Saved entries
▼▼▼

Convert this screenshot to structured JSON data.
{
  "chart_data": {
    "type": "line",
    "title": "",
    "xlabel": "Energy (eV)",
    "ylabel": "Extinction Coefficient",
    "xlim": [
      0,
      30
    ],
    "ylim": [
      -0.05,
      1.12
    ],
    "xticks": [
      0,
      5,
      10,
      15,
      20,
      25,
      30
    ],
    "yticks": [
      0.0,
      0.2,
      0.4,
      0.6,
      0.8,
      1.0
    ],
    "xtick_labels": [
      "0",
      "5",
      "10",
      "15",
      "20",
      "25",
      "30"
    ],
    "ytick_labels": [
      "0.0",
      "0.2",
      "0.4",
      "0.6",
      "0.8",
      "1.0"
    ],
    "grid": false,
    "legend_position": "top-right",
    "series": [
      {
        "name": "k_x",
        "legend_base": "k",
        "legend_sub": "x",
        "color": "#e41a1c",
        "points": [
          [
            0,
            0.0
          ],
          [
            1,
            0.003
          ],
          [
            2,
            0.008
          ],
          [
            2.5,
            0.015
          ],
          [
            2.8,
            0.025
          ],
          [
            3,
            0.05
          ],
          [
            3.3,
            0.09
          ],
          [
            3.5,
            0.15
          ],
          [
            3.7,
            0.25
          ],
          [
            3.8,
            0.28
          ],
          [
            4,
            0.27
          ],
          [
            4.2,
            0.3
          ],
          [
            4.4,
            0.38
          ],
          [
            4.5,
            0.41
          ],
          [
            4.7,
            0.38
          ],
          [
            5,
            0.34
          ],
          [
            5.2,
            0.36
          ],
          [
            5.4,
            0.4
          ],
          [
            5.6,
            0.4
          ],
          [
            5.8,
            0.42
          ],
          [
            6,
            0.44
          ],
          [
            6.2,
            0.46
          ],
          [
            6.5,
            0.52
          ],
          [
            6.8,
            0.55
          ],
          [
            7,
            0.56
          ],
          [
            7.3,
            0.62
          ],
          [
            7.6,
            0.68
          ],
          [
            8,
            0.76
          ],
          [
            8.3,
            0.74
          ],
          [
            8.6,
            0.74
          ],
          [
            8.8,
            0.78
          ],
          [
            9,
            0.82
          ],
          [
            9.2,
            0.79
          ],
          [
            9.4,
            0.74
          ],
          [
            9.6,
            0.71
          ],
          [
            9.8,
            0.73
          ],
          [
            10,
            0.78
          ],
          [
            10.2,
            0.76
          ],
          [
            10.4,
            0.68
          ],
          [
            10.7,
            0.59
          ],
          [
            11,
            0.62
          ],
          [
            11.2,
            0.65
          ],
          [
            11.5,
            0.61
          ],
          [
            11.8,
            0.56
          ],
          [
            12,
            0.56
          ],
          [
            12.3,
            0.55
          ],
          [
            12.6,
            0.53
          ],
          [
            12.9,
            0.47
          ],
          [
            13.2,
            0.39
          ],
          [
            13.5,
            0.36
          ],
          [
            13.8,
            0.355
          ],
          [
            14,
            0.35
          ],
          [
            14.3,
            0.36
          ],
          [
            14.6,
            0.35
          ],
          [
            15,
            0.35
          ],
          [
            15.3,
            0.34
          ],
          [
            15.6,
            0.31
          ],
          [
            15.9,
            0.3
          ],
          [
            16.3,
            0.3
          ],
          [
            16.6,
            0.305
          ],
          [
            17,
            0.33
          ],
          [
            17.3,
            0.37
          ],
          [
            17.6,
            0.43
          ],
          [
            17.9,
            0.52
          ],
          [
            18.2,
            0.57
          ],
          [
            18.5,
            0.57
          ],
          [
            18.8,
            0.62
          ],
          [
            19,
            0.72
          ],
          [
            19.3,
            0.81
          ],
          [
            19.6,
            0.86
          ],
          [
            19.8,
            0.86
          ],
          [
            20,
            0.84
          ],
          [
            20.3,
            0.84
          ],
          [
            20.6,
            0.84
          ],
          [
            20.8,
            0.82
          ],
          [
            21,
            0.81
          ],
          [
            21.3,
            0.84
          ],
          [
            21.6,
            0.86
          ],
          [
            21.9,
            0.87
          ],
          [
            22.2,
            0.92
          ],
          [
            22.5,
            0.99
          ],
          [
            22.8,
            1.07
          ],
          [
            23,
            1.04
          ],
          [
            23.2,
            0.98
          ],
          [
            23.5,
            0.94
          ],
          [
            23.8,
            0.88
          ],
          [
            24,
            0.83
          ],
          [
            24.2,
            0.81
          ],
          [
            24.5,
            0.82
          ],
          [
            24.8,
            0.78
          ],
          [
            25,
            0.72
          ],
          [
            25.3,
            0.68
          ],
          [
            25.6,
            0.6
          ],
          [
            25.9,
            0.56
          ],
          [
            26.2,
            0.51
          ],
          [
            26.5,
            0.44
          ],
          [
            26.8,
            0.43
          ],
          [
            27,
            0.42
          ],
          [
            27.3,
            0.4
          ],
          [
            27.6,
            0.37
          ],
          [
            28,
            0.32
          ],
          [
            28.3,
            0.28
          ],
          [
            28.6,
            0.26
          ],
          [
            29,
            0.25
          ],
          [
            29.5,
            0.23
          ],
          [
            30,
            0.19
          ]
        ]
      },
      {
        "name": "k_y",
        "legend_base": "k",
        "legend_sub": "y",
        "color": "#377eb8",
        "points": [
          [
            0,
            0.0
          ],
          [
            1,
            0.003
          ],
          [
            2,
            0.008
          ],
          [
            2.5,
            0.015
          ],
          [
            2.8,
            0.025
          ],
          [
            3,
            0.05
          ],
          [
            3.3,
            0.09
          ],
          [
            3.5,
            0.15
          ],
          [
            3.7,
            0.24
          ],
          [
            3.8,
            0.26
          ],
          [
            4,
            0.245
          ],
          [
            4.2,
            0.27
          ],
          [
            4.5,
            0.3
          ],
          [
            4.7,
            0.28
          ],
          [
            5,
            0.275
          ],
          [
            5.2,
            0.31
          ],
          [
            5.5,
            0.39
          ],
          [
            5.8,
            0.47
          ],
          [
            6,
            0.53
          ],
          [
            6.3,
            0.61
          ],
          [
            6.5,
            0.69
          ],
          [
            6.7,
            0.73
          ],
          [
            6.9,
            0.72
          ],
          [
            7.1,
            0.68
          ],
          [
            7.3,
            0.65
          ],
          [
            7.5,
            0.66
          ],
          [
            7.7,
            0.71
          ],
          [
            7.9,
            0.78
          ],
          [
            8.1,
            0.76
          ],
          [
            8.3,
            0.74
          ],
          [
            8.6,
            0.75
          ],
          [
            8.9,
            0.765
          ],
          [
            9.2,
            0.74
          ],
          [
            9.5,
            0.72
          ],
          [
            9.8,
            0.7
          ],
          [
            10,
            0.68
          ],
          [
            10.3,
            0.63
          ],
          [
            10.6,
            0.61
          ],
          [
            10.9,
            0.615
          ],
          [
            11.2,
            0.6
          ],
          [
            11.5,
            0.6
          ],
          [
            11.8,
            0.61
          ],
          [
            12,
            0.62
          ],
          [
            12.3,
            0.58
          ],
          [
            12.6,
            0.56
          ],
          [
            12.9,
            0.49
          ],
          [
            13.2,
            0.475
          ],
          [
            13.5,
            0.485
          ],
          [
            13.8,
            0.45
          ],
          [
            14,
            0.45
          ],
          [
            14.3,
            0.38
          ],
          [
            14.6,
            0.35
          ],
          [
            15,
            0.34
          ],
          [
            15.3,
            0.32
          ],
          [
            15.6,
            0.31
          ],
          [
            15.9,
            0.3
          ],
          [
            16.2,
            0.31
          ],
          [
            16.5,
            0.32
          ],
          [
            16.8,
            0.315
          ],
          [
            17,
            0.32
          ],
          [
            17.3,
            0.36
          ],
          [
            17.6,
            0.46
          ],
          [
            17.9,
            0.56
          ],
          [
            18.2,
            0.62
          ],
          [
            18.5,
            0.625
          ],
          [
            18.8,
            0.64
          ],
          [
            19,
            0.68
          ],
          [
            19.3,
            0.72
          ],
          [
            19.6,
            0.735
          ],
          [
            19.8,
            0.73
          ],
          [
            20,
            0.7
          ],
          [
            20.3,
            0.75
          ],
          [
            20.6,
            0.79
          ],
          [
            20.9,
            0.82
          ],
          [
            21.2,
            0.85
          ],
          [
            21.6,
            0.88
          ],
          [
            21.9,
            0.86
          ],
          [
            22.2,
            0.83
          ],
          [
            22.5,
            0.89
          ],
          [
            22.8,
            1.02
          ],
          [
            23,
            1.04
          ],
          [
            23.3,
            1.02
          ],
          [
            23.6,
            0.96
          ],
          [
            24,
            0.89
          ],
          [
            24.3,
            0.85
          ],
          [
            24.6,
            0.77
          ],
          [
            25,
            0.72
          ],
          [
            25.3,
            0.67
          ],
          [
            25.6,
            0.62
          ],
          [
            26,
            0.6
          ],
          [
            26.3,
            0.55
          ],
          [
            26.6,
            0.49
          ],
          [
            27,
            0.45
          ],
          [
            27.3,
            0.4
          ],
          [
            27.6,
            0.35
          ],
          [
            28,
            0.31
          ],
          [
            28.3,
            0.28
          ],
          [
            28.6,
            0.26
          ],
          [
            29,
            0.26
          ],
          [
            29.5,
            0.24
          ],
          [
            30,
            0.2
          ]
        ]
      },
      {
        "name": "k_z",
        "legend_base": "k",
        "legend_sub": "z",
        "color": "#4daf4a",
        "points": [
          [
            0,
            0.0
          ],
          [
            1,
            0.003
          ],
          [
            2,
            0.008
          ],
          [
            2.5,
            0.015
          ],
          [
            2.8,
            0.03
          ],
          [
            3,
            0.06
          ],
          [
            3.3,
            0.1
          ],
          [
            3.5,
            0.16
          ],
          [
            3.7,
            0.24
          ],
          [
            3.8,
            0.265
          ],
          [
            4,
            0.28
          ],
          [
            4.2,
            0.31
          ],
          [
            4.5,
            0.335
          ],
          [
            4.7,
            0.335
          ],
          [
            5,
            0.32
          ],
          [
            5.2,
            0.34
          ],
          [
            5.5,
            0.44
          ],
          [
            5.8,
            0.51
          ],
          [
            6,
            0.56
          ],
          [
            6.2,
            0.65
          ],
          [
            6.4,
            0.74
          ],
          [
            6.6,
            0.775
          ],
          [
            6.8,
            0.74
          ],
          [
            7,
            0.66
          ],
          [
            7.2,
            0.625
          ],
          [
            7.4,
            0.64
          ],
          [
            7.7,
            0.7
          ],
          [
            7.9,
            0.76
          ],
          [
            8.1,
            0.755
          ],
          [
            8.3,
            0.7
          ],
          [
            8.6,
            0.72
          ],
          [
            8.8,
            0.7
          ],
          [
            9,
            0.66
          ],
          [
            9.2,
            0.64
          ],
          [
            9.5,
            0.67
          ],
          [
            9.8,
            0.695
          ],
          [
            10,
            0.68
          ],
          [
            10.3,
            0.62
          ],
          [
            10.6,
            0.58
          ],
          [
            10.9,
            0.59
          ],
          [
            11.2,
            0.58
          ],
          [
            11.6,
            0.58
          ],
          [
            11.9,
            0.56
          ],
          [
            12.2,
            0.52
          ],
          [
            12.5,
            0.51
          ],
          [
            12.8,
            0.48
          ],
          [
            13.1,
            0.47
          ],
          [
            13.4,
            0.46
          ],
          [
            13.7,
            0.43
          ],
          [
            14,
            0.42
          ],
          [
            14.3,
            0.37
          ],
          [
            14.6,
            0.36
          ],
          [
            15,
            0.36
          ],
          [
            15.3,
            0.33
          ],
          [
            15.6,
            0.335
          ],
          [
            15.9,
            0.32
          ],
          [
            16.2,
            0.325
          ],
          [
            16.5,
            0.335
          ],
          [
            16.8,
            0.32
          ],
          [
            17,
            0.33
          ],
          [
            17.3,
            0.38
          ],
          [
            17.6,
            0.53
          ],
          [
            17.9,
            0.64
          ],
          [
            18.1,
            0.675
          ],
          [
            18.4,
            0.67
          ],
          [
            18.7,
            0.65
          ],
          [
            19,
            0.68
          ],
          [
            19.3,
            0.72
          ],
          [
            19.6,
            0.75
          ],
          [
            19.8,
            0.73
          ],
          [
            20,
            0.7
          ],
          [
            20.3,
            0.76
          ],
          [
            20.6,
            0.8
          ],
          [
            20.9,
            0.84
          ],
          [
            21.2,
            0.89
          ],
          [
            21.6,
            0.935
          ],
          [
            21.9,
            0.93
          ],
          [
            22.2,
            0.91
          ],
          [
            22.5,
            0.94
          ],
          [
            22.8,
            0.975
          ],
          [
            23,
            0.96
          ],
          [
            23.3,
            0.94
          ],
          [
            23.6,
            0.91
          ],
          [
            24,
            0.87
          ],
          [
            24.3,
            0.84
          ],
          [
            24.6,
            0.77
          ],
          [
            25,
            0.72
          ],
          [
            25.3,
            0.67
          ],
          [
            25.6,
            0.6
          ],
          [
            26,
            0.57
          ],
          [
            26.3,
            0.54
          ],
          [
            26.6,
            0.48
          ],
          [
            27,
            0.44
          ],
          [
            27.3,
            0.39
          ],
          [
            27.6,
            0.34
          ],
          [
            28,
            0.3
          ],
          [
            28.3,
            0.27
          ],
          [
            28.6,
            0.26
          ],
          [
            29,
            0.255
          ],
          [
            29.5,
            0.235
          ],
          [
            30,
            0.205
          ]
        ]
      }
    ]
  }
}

▲▲▲

_YOUR INSTRUCTIONS_: Pull every line holding "color" out of the records.

_COMPLETE OUTPUT_:
        "color": "#e41a1c",
        "color": "#377eb8",
        "color": "#4daf4a",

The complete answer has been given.